Problem to work on — Exactly reproduce all the records, keeping pictures out of the copy.

☆ ☆ ☆ ☆ ☆ ☆ ☆

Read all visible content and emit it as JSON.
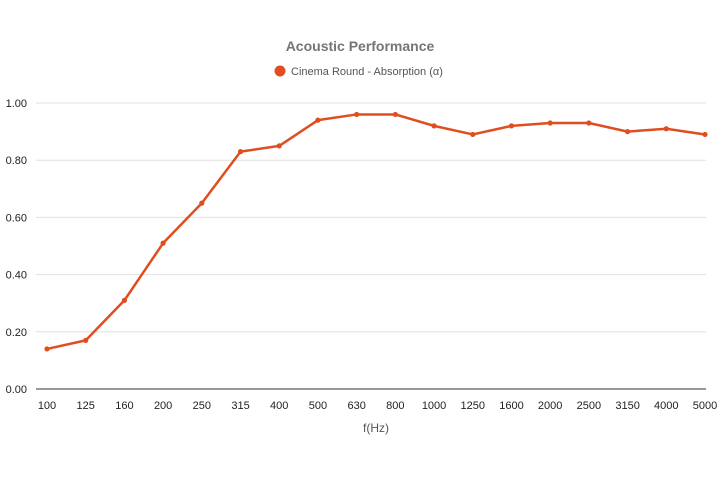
{
  "chart_data": {
    "type": "line",
    "title": "Acoustic Performance",
    "xlabel": "f(Hz)",
    "ylabel": "",
    "categories": [
      "100",
      "125",
      "160",
      "200",
      "250",
      "315",
      "400",
      "500",
      "630",
      "800",
      "1000",
      "1250",
      "1600",
      "2000",
      "2500",
      "3150",
      "4000",
      "5000"
    ],
    "series": [
      {
        "name": "Cinema Round - Absorption (α)",
        "color": "#e04e1f",
        "values": [
          0.14,
          0.17,
          0.31,
          0.51,
          0.65,
          0.83,
          0.85,
          0.94,
          0.96,
          0.96,
          0.92,
          0.89,
          0.92,
          0.93,
          0.93,
          0.9,
          0.91,
          0.89
        ]
      }
    ],
    "ylim": [
      0,
      1.0
    ],
    "yticks": [
      "0.00",
      "0.20",
      "0.40",
      "0.60",
      "0.80",
      "1.00"
    ],
    "grid": true,
    "legend_position": "top-center"
  }
}
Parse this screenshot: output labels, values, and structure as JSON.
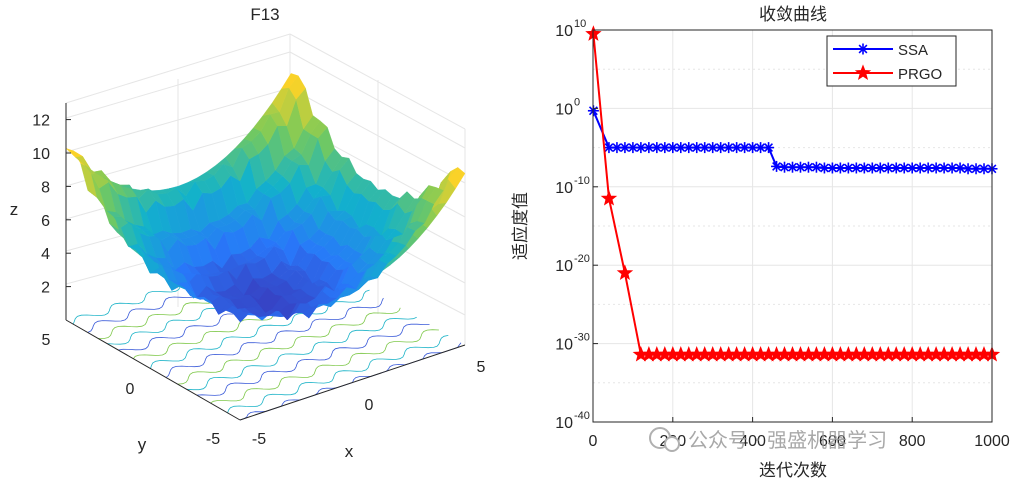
{
  "chart_data": [
    {
      "type": "surface3d",
      "title": "F13",
      "xlabel": "x",
      "ylabel": "y",
      "zlabel": "z",
      "x_ticks": [
        "-5",
        "0",
        "5"
      ],
      "y_ticks": [
        "5",
        "0",
        "-5"
      ],
      "z_ticks": [
        "2",
        "4",
        "6",
        "8",
        "10",
        "12"
      ],
      "xlim": [
        -5,
        5
      ],
      "ylim": [
        -5,
        5
      ],
      "zlim": [
        0,
        13
      ]
    },
    {
      "type": "line",
      "title": "收敛曲线",
      "xlabel": "迭代次数",
      "ylabel": "适应度值",
      "yscale": "log",
      "xlim": [
        0,
        1000
      ],
      "ylim_exp": [
        -40,
        10
      ],
      "x_ticks": [
        "0",
        "200",
        "400",
        "600",
        "800",
        "1000"
      ],
      "y_tick_exps": [
        "10",
        "0",
        "-10",
        "-20",
        "-30",
        "-40"
      ],
      "y_tick_base": "10",
      "legend_position": "top-right",
      "series": [
        {
          "name": "SSA",
          "color": "#0000ff",
          "marker": "asterisk",
          "x": [
            1,
            40,
            60,
            80,
            100,
            120,
            140,
            160,
            180,
            200,
            220,
            240,
            260,
            280,
            300,
            320,
            340,
            360,
            380,
            400,
            420,
            440,
            460,
            480,
            500,
            520,
            540,
            560,
            580,
            600,
            620,
            640,
            660,
            680,
            700,
            720,
            740,
            760,
            780,
            800,
            820,
            840,
            860,
            880,
            900,
            920,
            940,
            960,
            980,
            1000
          ],
          "log10": [
            -0.3,
            -5.0,
            -5.0,
            -5.0,
            -5.0,
            -5.0,
            -5.0,
            -5.0,
            -5.0,
            -5.0,
            -5.0,
            -5.0,
            -5.0,
            -5.0,
            -5.0,
            -5.0,
            -5.0,
            -5.0,
            -5.0,
            -5.0,
            -5.0,
            -5.0,
            -7.4,
            -7.5,
            -7.5,
            -7.5,
            -7.5,
            -7.5,
            -7.6,
            -7.6,
            -7.6,
            -7.6,
            -7.6,
            -7.6,
            -7.6,
            -7.6,
            -7.6,
            -7.6,
            -7.6,
            -7.6,
            -7.6,
            -7.6,
            -7.6,
            -7.6,
            -7.6,
            -7.6,
            -7.7,
            -7.7,
            -7.7,
            -7.7
          ],
          "marker_every": 20
        },
        {
          "name": "PRGO",
          "color": "#ff0000",
          "marker": "pentagram",
          "x": [
            1,
            40,
            80,
            120,
            140,
            160,
            180,
            200,
            220,
            240,
            260,
            280,
            300,
            320,
            340,
            360,
            380,
            400,
            420,
            440,
            460,
            480,
            500,
            520,
            540,
            560,
            580,
            600,
            620,
            640,
            660,
            680,
            700,
            720,
            740,
            760,
            780,
            800,
            820,
            840,
            860,
            880,
            900,
            920,
            940,
            960,
            980,
            1000
          ],
          "log10": [
            9.5,
            -11.5,
            -21.0,
            -31.4,
            -31.4,
            -31.4,
            -31.4,
            -31.4,
            -31.4,
            -31.4,
            -31.4,
            -31.4,
            -31.4,
            -31.4,
            -31.4,
            -31.4,
            -31.4,
            -31.4,
            -31.4,
            -31.4,
            -31.4,
            -31.4,
            -31.4,
            -31.4,
            -31.4,
            -31.4,
            -31.4,
            -31.4,
            -31.4,
            -31.4,
            -31.4,
            -31.4,
            -31.4,
            -31.4,
            -31.4,
            -31.4,
            -31.4,
            -31.4,
            -31.4,
            -31.4,
            -31.4,
            -31.4,
            -31.4,
            -31.4,
            -31.4,
            -31.4,
            -31.4,
            -31.4
          ],
          "marker_every": 20
        }
      ]
    }
  ],
  "watermark": {
    "text": "公众号 · 强盛机器学习"
  }
}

☆ ☆ ☆ ☆ ☆ ☆ ☆

Task answer —
Read all visible content and emit it as JSON.
{
  "chart_data": {
    "type": "line",
    "title": "Acoustic Performance",
    "xlabel": "f(Hz)",
    "ylabel": "",
    "categories": [
      "100",
      "125",
      "160",
      "200",
      "250",
      "315",
      "400",
      "500",
      "630",
      "800",
      "1000",
      "1250",
      "1600",
      "2000",
      "2500",
      "3150",
      "4000",
      "5000"
    ],
    "series": [
      {
        "name": "Cinema Round - Absorption (α)",
        "color": "#e04e1f",
        "values": [
          0.14,
          0.17,
          0.31,
          0.51,
          0.65,
          0.83,
          0.85,
          0.94,
          0.96,
          0.96,
          0.92,
          0.89,
          0.92,
          0.93,
          0.93,
          0.9,
          0.91,
          0.89
        ]
      }
    ],
    "ylim": [
      0,
      1.0
    ],
    "yticks": [
      "0.00",
      "0.20",
      "0.40",
      "0.60",
      "0.80",
      "1.00"
    ],
    "grid": true,
    "legend_position": "top-center"
  }
}
Parse this screenshot: output labels, values, and structure as JSON.
{
  "chart_data": [
    {
      "type": "surface3d",
      "title": "F13",
      "xlabel": "x",
      "ylabel": "y",
      "zlabel": "z",
      "x_ticks": [
        "-5",
        "0",
        "5"
      ],
      "y_ticks": [
        "5",
        "0",
        "-5"
      ],
      "z_ticks": [
        "2",
        "4",
        "6",
        "8",
        "10",
        "12"
      ],
      "xlim": [
        -5,
        5
      ],
      "ylim": [
        -5,
        5
      ],
      "zlim": [
        0,
        13
      ]
    },
    {
      "type": "line",
      "title": "收敛曲线",
      "xlabel": "迭代次数",
      "ylabel": "适应度值",
      "yscale": "log",
      "xlim": [
        0,
        1000
      ],
      "ylim_exp": [
        -40,
        10
      ],
      "x_ticks": [
        "0",
        "200",
        "400",
        "600",
        "800",
        "1000"
      ],
      "y_tick_exps": [
        "10",
        "0",
        "-10",
        "-20",
        "-30",
        "-40"
      ],
      "y_tick_base": "10",
      "legend_position": "top-right",
      "series": [
        {
          "name": "SSA",
          "color": "#0000ff",
          "marker": "asterisk",
          "x": [
            1,
            40,
            60,
            80,
            100,
            120,
            140,
            160,
            180,
            200,
            220,
            240,
            260,
            280,
            300,
            320,
            340,
            360,
            380,
            400,
            420,
            440,
            460,
            480,
            500,
            520,
            540,
            560,
            580,
            600,
            620,
            640,
            660,
            680,
            700,
            720,
            740,
            760,
            780,
            800,
            820,
            840,
            860,
            880,
            900,
            920,
            940,
            960,
            980,
            1000
          ],
          "log10": [
            -0.3,
            -5.0,
            -5.0,
            -5.0,
            -5.0,
            -5.0,
            -5.0,
            -5.0,
            -5.0,
            -5.0,
            -5.0,
            -5.0,
            -5.0,
            -5.0,
            -5.0,
            -5.0,
            -5.0,
            -5.0,
            -5.0,
            -5.0,
            -5.0,
            -5.0,
            -7.4,
            -7.5,
            -7.5,
            -7.5,
            -7.5,
            -7.5,
            -7.6,
            -7.6,
            -7.6,
            -7.6,
            -7.6,
            -7.6,
            -7.6,
            -7.6,
            -7.6,
            -7.6,
            -7.6,
            -7.6,
            -7.6,
            -7.6,
            -7.6,
            -7.6,
            -7.6,
            -7.6,
            -7.7,
            -7.7,
            -7.7,
            -7.7
          ],
          "marker_every": 20
        },
        {
          "name": "PRGO",
          "color": "#ff0000",
          "marker": "pentagram",
          "x": [
            1,
            40,
            80,
            120,
            140,
            160,
            180,
            200,
            220,
            240,
            260,
            280,
            300,
            320,
            340,
            360,
            380,
            400,
            420,
            440,
            460,
            480,
            500,
            520,
            540,
            560,
            580,
            600,
            620,
            640,
            660,
            680,
            700,
            720,
            740,
            760,
            780,
            800,
            820,
            840,
            860,
            880,
            900,
            920,
            940,
            960,
            980,
            1000
          ],
          "log10": [
            9.5,
            -11.5,
            -21.0,
            -31.4,
            -31.4,
            -31.4,
            -31.4,
            -31.4,
            -31.4,
            -31.4,
            -31.4,
            -31.4,
            -31.4,
            -31.4,
            -31.4,
            -31.4,
            -31.4,
            -31.4,
            -31.4,
            -31.4,
            -31.4,
            -31.4,
            -31.4,
            -31.4,
            -31.4,
            -31.4,
            -31.4,
            -31.4,
            -31.4,
            -31.4,
            -31.4,
            -31.4,
            -31.4,
            -31.4,
            -31.4,
            -31.4,
            -31.4,
            -31.4,
            -31.4,
            -31.4,
            -31.4,
            -31.4,
            -31.4,
            -31.4,
            -31.4,
            -31.4,
            -31.4,
            -31.4
          ],
          "marker_every": 20
        }
      ]
    }
  ],
  "watermark": {
    "text": "公众号 · 强盛机器学习"
  }
}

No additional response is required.